<<<<

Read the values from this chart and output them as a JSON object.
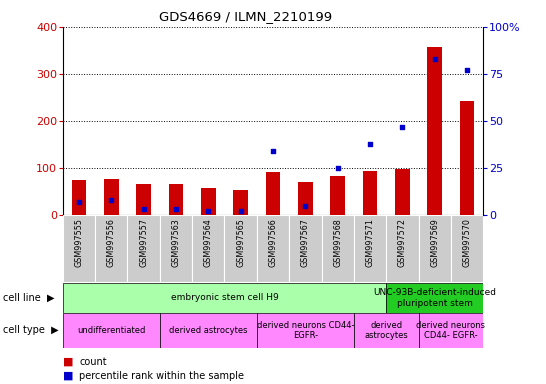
{
  "title": "GDS4669 / ILMN_2210199",
  "samples": [
    "GSM997555",
    "GSM997556",
    "GSM997557",
    "GSM997563",
    "GSM997564",
    "GSM997565",
    "GSM997566",
    "GSM997567",
    "GSM997568",
    "GSM997571",
    "GSM997572",
    "GSM997569",
    "GSM997570"
  ],
  "count": [
    75,
    77,
    67,
    65,
    57,
    53,
    92,
    71,
    82,
    93,
    97,
    358,
    243
  ],
  "percentile": [
    7,
    8,
    3,
    3,
    2,
    2,
    34,
    5,
    25,
    38,
    47,
    83,
    77
  ],
  "left_ylim": [
    0,
    400
  ],
  "right_ylim": [
    0,
    100
  ],
  "left_yticks": [
    0,
    100,
    200,
    300,
    400
  ],
  "right_yticks": [
    0,
    25,
    50,
    75,
    100
  ],
  "right_yticklabels": [
    "0",
    "25",
    "50",
    "75",
    "100%"
  ],
  "bar_color": "#cc0000",
  "dot_color": "#0000cc",
  "cell_line_groups": [
    {
      "label": "embryonic stem cell H9",
      "start": 0,
      "end": 10,
      "color": "#aaffaa"
    },
    {
      "label": "UNC-93B-deficient-induced\npluripotent stem",
      "start": 10,
      "end": 13,
      "color": "#22cc22"
    }
  ],
  "cell_type_groups": [
    {
      "label": "undifferentiated",
      "start": 0,
      "end": 3,
      "color": "#ff88ff"
    },
    {
      "label": "derived astrocytes",
      "start": 3,
      "end": 6,
      "color": "#ff88ff"
    },
    {
      "label": "derived neurons CD44-\nEGFR-",
      "start": 6,
      "end": 9,
      "color": "#ff88ff"
    },
    {
      "label": "derived\nastrocytes",
      "start": 9,
      "end": 11,
      "color": "#ff88ff"
    },
    {
      "label": "derived neurons\nCD44- EGFR-",
      "start": 11,
      "end": 13,
      "color": "#ff88ff"
    }
  ],
  "label_color_left": "#cc0000",
  "label_color_right": "#0000cc",
  "background_gray": "#cccccc"
}
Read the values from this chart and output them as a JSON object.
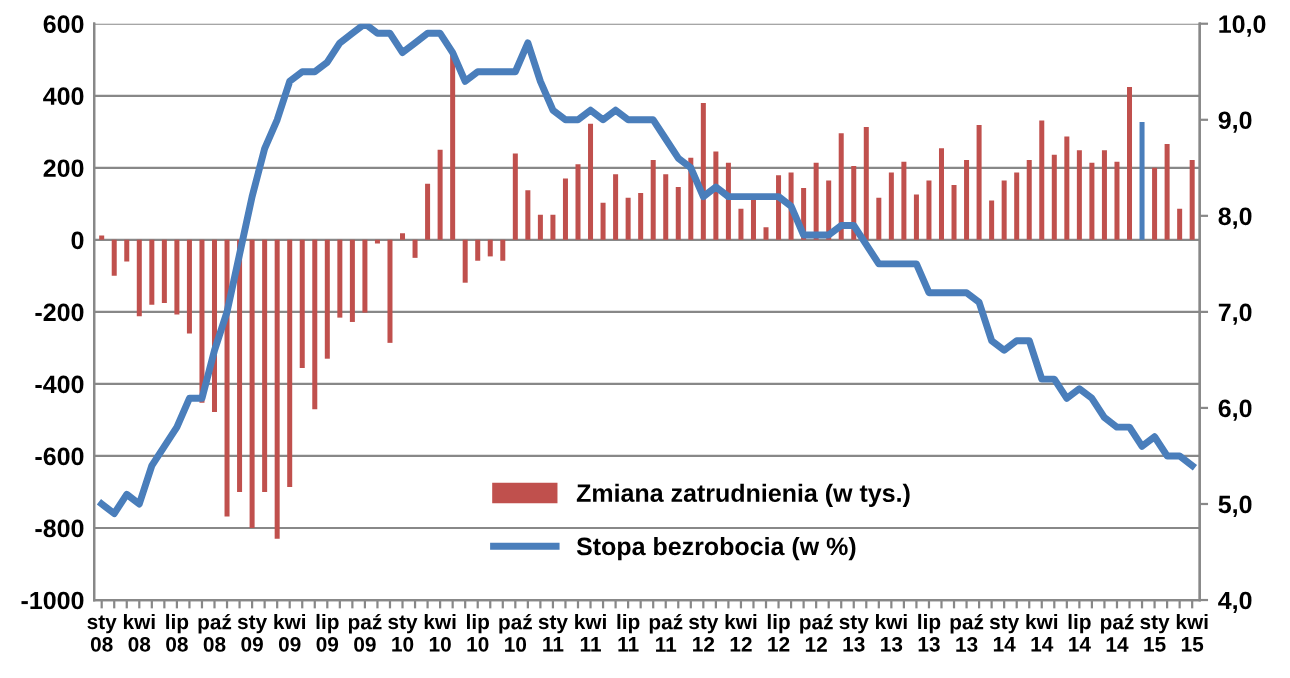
{
  "chart_data": {
    "type": "bar",
    "categories": [
      "sty\n08",
      null,
      null,
      "kwi\n08",
      null,
      null,
      "lip\n08",
      null,
      null,
      "paź\n08",
      null,
      null,
      "sty\n09",
      null,
      null,
      "kwi\n09",
      null,
      null,
      "lip\n09",
      null,
      null,
      "paź\n09",
      null,
      null,
      "sty\n10",
      null,
      null,
      "kwi\n10",
      null,
      null,
      "lip\n10",
      null,
      null,
      "paź\n10",
      null,
      null,
      "sty\n11",
      null,
      null,
      "kwi\n11",
      null,
      null,
      "lip\n11",
      null,
      null,
      "paź\n11",
      null,
      null,
      "sty\n12",
      null,
      null,
      "kwi\n12",
      null,
      null,
      "lip\n12",
      null,
      null,
      "paź\n12",
      null,
      null,
      "sty\n13",
      null,
      null,
      "kwi\n13",
      null,
      null,
      "lip\n13",
      null,
      null,
      "paź\n13",
      null,
      null,
      "sty\n14",
      null,
      null,
      "kwi\n14",
      null,
      null,
      "lip\n14",
      null,
      null,
      "paź\n14",
      null,
      null,
      "sty\n15",
      null,
      null,
      "kwi\n15"
    ],
    "series": [
      {
        "name": "Zmiana zatrudnienia (w tys.)",
        "color": "#c0504d",
        "colors": [
          "#c0504d",
          "#c0504d",
          "#c0504d",
          "#c0504d",
          "#c0504d",
          "#c0504d",
          "#c0504d",
          "#c0504d",
          "#c0504d",
          "#c0504d",
          "#c0504d",
          "#c0504d",
          "#c0504d",
          "#c0504d",
          "#c0504d",
          "#c0504d",
          "#c0504d",
          "#c0504d",
          "#c0504d",
          "#c0504d",
          "#c0504d",
          "#c0504d",
          "#c0504d",
          "#c0504d",
          "#c0504d",
          "#c0504d",
          "#c0504d",
          "#c0504d",
          "#c0504d",
          "#c0504d",
          "#c0504d",
          "#c0504d",
          "#c0504d",
          "#c0504d",
          "#c0504d",
          "#c0504d",
          "#c0504d",
          "#c0504d",
          "#c0504d",
          "#c0504d",
          "#c0504d",
          "#c0504d",
          "#c0504d",
          "#c0504d",
          "#c0504d",
          "#c0504d",
          "#c0504d",
          "#c0504d",
          "#c0504d",
          "#c0504d",
          "#c0504d",
          "#c0504d",
          "#c0504d",
          "#c0504d",
          "#c0504d",
          "#c0504d",
          "#c0504d",
          "#c0504d",
          "#c0504d",
          "#c0504d",
          "#c0504d",
          "#c0504d",
          "#c0504d",
          "#c0504d",
          "#c0504d",
          "#c0504d",
          "#c0504d",
          "#c0504d",
          "#c0504d",
          "#c0504d",
          "#c0504d",
          "#c0504d",
          "#c0504d",
          "#c0504d",
          "#c0504d",
          "#c0504d",
          "#c0504d",
          "#c0504d",
          "#c0504d",
          "#c0504d",
          "#c0504d",
          "#c0504d",
          "#c0504d",
          "#4a7ebb",
          "#c0504d",
          "#c0504d",
          "#c0504d",
          "#c0504d"
        ],
        "values": [
          12,
          -100,
          -60,
          -212,
          -180,
          -175,
          -207,
          -260,
          -452,
          -478,
          -768,
          -700,
          -800,
          -700,
          -830,
          -686,
          -356,
          -470,
          -330,
          -216,
          -228,
          -202,
          -10,
          -286,
          18,
          -50,
          156,
          250,
          515,
          -119,
          -58,
          -46,
          -58,
          240,
          138,
          70,
          70,
          170,
          210,
          322,
          103,
          182,
          117,
          130,
          222,
          182,
          147,
          228,
          380,
          245,
          214,
          86,
          112,
          35,
          179,
          187,
          144,
          214,
          165,
          296,
          205,
          313,
          117,
          187,
          217,
          126,
          165,
          254,
          152,
          222,
          319,
          109,
          165,
          187,
          222,
          331,
          236,
          287,
          249,
          214,
          249,
          217,
          424,
          327,
          200,
          266,
          86,
          222
        ]
      },
      {
        "name": "Stopa bezrobocia (w %)",
        "type": "line",
        "axis": "y2",
        "color": "#4a7ebb",
        "values": [
          5.0,
          4.9,
          5.1,
          5.0,
          5.4,
          5.6,
          5.8,
          6.1,
          6.1,
          6.6,
          7.0,
          7.6,
          8.2,
          8.7,
          9.0,
          9.4,
          9.5,
          9.5,
          9.6,
          9.8,
          9.9,
          10.0,
          9.9,
          9.9,
          9.7,
          9.8,
          9.9,
          9.9,
          9.7,
          9.4,
          9.5,
          9.5,
          9.5,
          9.5,
          9.8,
          9.4,
          9.1,
          9.0,
          9.0,
          9.1,
          9.0,
          9.1,
          9.0,
          9.0,
          9.0,
          8.8,
          8.6,
          8.5,
          8.2,
          8.3,
          8.2,
          8.2,
          8.2,
          8.2,
          8.2,
          8.1,
          7.8,
          7.8,
          7.8,
          7.9,
          7.9,
          7.7,
          7.5,
          7.5,
          7.5,
          7.5,
          7.2,
          7.2,
          7.2,
          7.2,
          7.1,
          6.7,
          6.6,
          6.7,
          6.7,
          6.3,
          6.3,
          6.1,
          6.2,
          6.1,
          5.9,
          5.8,
          5.8,
          5.6,
          5.7,
          5.5,
          5.5,
          5.4
        ]
      }
    ],
    "ylim": [
      -1000,
      600
    ],
    "yticks": [
      -1000,
      -800,
      -600,
      -400,
      -200,
      0,
      200,
      400,
      600
    ],
    "y2lim": [
      4,
      10
    ],
    "y2ticks": [
      {
        "value": 4,
        "label": "4,0"
      },
      {
        "value": 5,
        "label": "5,0"
      },
      {
        "value": 6,
        "label": "6,0"
      },
      {
        "value": 7,
        "label": "7,0"
      },
      {
        "value": 8,
        "label": "8,0"
      },
      {
        "value": 9,
        "label": "9,0"
      },
      {
        "value": 10,
        "label": "10,0"
      }
    ],
    "grid": "y",
    "legend": "bottom"
  }
}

>>>>

A line counts if it holds the word "stem". Work out how many lines in the listing count, and give only that number.

2